In the listing below, locate the lines bearing the word "Uniwersytetu". Copy every one of them.

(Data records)

* start *

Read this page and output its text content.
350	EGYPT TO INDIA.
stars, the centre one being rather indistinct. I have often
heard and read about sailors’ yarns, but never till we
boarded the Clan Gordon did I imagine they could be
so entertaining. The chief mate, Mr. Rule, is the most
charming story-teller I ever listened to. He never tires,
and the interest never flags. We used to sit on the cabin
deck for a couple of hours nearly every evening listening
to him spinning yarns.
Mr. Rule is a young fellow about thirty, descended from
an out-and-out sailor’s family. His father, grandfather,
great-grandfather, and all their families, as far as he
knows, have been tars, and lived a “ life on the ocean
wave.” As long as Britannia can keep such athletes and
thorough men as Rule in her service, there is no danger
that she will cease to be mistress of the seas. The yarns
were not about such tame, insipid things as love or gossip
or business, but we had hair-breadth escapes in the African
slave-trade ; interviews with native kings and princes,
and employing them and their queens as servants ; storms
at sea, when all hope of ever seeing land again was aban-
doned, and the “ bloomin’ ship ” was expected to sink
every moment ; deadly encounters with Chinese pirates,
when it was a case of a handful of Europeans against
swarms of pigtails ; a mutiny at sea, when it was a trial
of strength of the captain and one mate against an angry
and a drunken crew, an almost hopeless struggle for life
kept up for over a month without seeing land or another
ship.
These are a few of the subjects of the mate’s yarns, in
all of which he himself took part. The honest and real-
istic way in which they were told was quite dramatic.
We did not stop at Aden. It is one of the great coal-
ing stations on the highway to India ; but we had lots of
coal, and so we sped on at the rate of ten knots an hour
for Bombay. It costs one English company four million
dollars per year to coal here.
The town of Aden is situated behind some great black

* end *
* start *

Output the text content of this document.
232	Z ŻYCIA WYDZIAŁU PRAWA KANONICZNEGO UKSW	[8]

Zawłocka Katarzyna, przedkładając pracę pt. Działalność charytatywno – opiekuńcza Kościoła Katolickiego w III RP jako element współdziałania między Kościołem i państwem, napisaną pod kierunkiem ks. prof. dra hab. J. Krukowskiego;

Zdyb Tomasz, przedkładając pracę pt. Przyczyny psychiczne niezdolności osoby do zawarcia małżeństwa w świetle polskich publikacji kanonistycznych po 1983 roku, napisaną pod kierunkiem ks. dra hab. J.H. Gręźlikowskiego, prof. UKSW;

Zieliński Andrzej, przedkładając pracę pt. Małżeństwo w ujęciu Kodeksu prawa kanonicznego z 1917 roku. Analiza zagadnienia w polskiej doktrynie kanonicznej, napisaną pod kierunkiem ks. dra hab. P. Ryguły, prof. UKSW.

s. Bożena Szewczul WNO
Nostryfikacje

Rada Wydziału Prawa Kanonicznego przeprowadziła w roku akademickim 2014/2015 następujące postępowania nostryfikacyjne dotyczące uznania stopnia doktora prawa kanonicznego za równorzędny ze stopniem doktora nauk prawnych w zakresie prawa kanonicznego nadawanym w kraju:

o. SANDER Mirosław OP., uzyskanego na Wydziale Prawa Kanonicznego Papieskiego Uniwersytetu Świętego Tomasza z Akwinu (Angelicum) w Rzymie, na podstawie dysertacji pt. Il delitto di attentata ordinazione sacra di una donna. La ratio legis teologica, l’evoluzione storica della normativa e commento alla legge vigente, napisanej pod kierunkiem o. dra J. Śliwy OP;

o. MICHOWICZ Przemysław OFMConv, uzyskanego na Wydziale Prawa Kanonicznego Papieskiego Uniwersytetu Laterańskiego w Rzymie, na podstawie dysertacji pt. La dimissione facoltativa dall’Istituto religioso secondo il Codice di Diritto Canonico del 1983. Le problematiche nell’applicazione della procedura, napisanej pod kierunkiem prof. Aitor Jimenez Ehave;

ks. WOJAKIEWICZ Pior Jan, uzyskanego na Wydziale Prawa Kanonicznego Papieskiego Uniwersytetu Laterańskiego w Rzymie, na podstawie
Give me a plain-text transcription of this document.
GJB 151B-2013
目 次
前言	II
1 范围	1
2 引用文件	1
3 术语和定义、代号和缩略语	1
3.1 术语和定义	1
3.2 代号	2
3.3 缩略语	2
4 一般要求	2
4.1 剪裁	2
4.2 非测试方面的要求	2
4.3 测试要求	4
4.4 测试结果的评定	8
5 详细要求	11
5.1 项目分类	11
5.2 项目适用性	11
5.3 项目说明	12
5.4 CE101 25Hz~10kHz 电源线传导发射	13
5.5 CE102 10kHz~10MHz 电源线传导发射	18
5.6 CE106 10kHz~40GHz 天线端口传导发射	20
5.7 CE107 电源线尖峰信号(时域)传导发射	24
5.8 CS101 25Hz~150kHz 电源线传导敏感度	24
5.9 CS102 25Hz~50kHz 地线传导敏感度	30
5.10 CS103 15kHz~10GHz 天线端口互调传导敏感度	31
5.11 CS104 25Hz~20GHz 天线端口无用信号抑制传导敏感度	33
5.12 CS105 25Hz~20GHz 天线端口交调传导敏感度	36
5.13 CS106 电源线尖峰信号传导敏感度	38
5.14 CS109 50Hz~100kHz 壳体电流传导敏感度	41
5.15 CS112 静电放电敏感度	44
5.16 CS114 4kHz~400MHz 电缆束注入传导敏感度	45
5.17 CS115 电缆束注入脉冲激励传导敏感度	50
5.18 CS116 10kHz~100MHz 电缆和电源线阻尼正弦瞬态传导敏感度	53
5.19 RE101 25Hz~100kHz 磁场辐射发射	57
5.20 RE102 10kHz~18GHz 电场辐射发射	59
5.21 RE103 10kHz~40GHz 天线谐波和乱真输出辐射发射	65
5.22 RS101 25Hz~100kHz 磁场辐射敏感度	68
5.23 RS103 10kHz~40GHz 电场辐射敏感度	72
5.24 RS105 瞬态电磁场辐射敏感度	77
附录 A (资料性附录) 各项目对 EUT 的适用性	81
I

* end *

■ **Result**
o. SANDER Mirosław OP., uzyskanego na Wydziale Prawa Kanonicznego Papieskiego Uniwersytetu Świętego Tomasza z Akwinu (Angelicum) w Rzymie, na podstawie dysertacji pt. Il delitto di attentata ordinazione sacra di una donna. La ratio legis teologica, l’evoluzione storica della normativa e commento alla legge vigente, napisanej pod kierunkiem o. dra J. Śliwy OP;
o. MICHOWICZ Przemysław OFMConv, uzyskanego na Wydziale Prawa Kanonicznego Papieskiego Uniwersytetu Laterańskiego w Rzymie, na podstawie dysertacji pt. La dimissione facoltativa dall’Istituto religioso secondo il Codice di Diritto Canonico del 1983. Le problematiche nell’applicazione della procedura, napisanej pod kierunkiem prof. Aitor Jimenez Ehave;
ks. WOJAKIEWICZ Pior Jan, uzyskanego na Wydziale Prawa Kanonicznego Papieskiego Uniwersytetu Laterańskiego w Rzymie, na podstawie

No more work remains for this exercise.